EXERCISE DIRECTIONS>
Everything in the data should be repeated exactly, save for the images.
+++++
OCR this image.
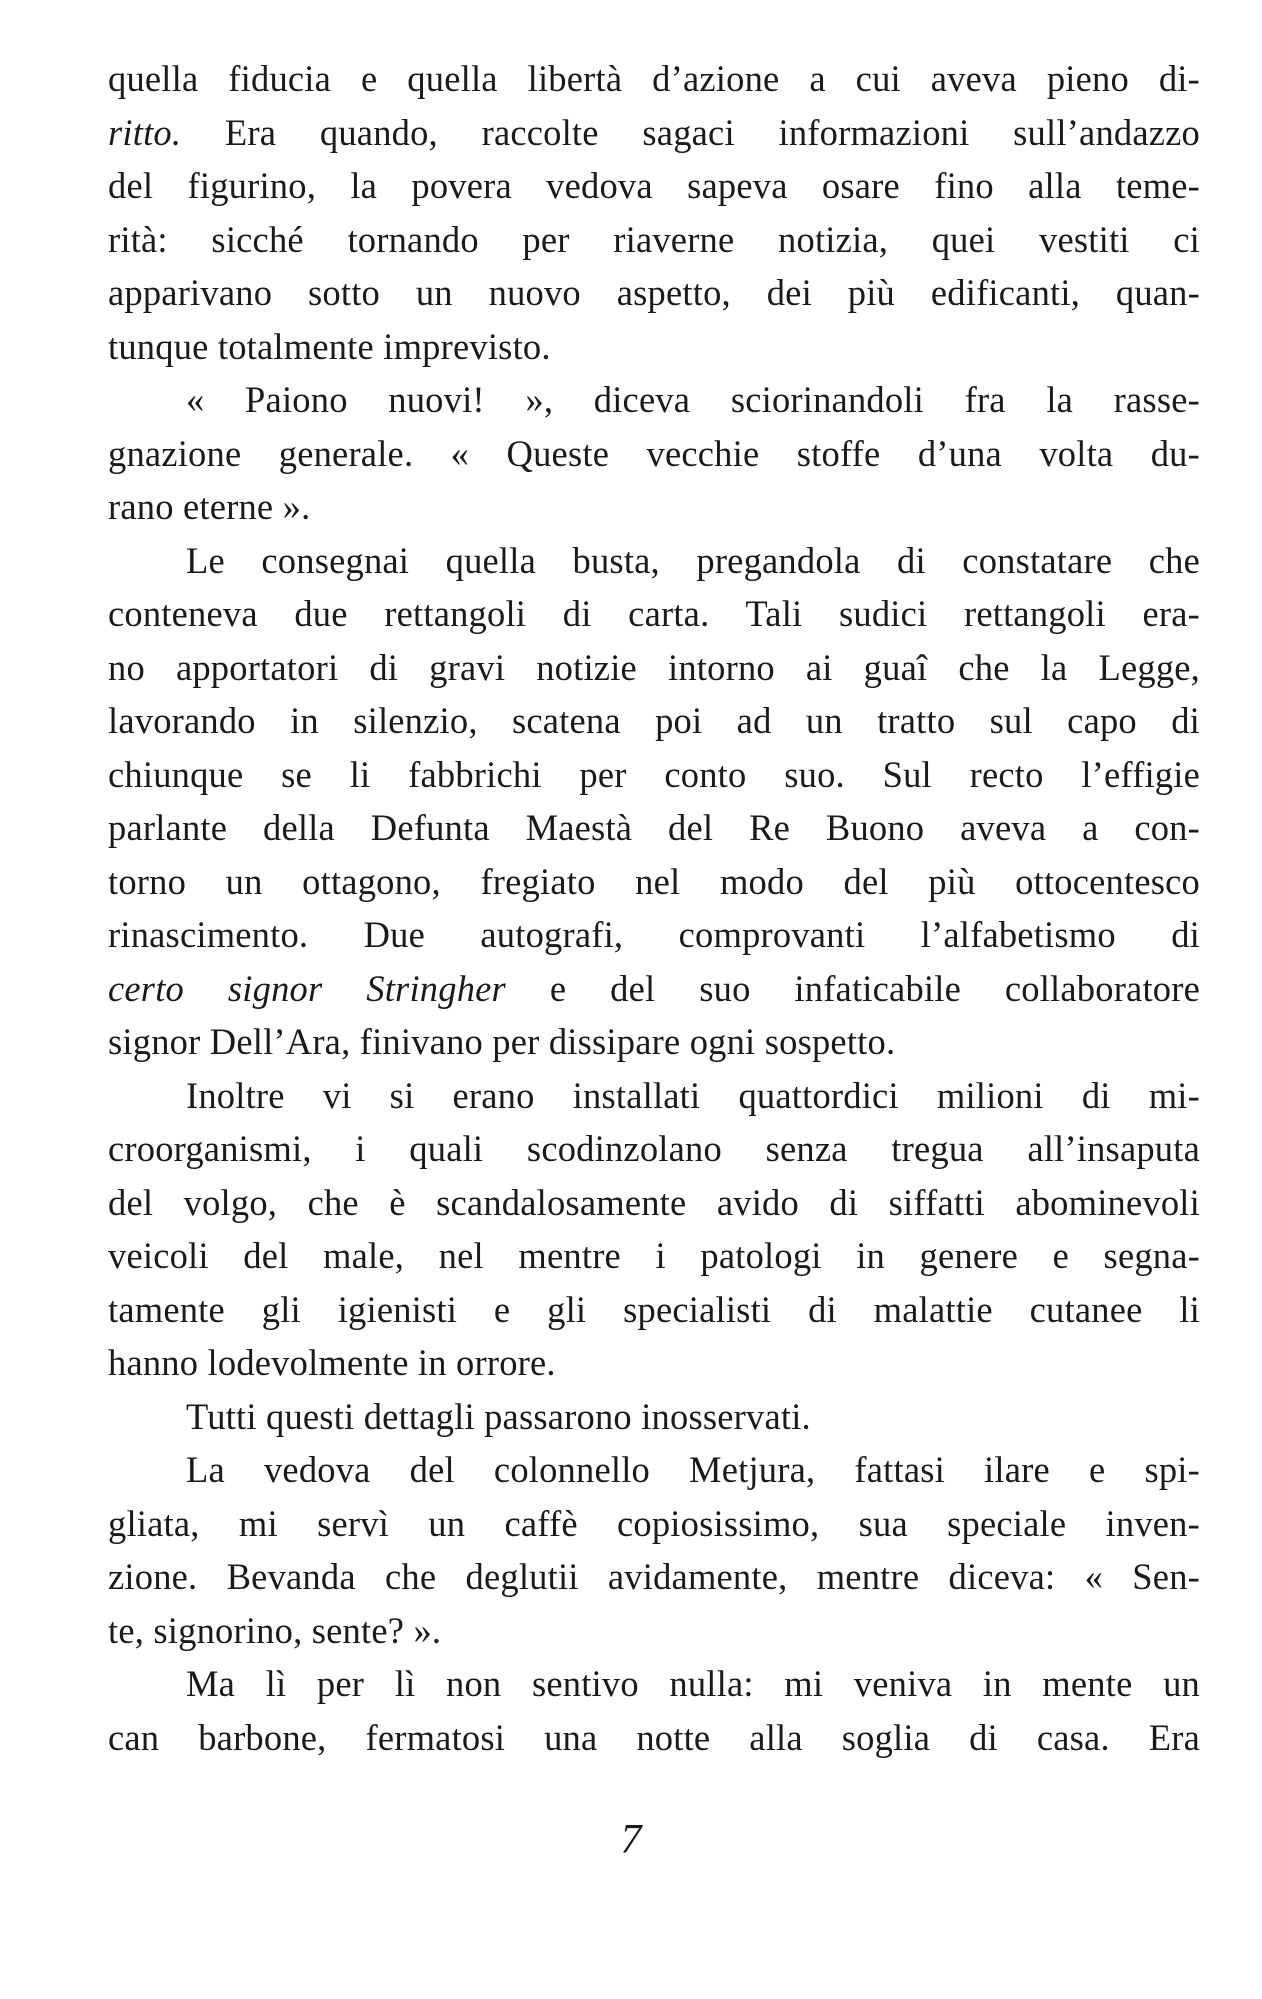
quella fiducia e quella libertà d’azione a cui aveva pieno di-
ritto. Era quando, raccolte sagaci informazioni sull’andazzo
del figurino, la povera vedova sapeva osare fino alla teme-
rità: sicché tornando per riaverne notizia, quei vestiti ci
apparivano sotto un nuovo aspetto, dei più edificanti, quan-
tunque totalmente imprevisto.
« Paiono nuovi! », diceva sciorinandoli fra la rasse-
gnazione generale. « Queste vecchie stoffe d’una volta du-
rano eterne ».
Le consegnai quella busta, pregandola di constatare che
conteneva due rettangoli di carta. Tali sudici rettangoli era-
no apportatori di gravi notizie intorno ai guaî che la Legge,
lavorando in silenzio, scatena poi ad un tratto sul capo di
chiunque se li fabbrichi per conto suo. Sul recto l’effigie
parlante della Defunta Maestà del Re Buono aveva a con-
torno un ottagono, fregiato nel modo del più ottocentesco
rinascimento. Due autografi, comprovanti l’alfabetismo di
certo signor Stringher e del suo infaticabile collaboratore
signor Dell’Ara, finivano per dissipare ogni sospetto.
Inoltre vi si erano installati quattordici milioni di mi-
croorganismi, i quali scodinzolano senza tregua all’insaputa
del volgo, che è scandalosamente avido di siffatti abominevoli
veicoli del male, nel mentre i patologi in genere e segna-
tamente gli igienisti e gli specialisti di malattie cutanee li
hanno lodevolmente in orrore.
Tutti questi dettagli passarono inosservati.
La vedova del colonnello Metjura, fattasi ilare e spi-
gliata, mi servì un caffè copiosissimo, sua speciale inven-
zione. Bevanda che deglutii avidamente, mentre diceva: « Sen-
te, signorino, sente? ».
Ma lì per lì non sentivo nulla: mi veniva in mente un
can barbone, fermatosi una notte alla soglia di casa. Era
7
+++++
PROBLEM SOLUTION>
OCR this image.
quella fiducia e quella libertà d’azione a cui aveva pieno di-
ritto. Era quando, raccolte sagaci informazioni sull’andazzo
del figurino, la povera vedova sapeva osare fino alla teme-
rità: sicché tornando per riaverne notizia, quei vestiti ci
apparivano sotto un nuovo aspetto, dei più edificanti, quan-
tunque totalmente imprevisto.
« Paiono nuovi! », diceva sciorinandoli fra la rasse-
gnazione generale. « Queste vecchie stoffe d’una volta du-
rano eterne ».
Le consegnai quella busta, pregandola di constatare che
conteneva due rettangoli di carta. Tali sudici rettangoli era-
no apportatori di gravi notizie intorno ai guaî che la Legge,
lavorando in silenzio, scatena poi ad un tratto sul capo di
chiunque se li fabbrichi per conto suo. Sul recto l’effigie
parlante della Defunta Maestà del Re Buono aveva a con-
torno un ottagono, fregiato nel modo del più ottocentesco
rinascimento. Due autografi, comprovanti l’alfabetismo di
certo signor Stringher e del suo infaticabile collaboratore
signor Dell’Ara, finivano per dissipare ogni sospetto.
Inoltre vi si erano installati quattordici milioni di mi-
croorganismi, i quali scodinzolano senza tregua all’insaputa
del volgo, che è scandalosamente avido di siffatti abominevoli
veicoli del male, nel mentre i patologi in genere e segna-
tamente gli igienisti e gli specialisti di malattie cutanee li
hanno lodevolmente in orrore.
Tutti questi dettagli passarono inosservati.
La vedova del colonnello Metjura, fattasi ilare e spi-
gliata, mi servì un caffè copiosissimo, sua speciale inven-
zione. Bevanda che deglutii avidamente, mentre diceva: « Sen-
te, signorino, sente? ».
Ma lì per lì non sentivo nulla: mi veniva in mente un
can barbone, fermatosi una notte alla soglia di casa. Era
7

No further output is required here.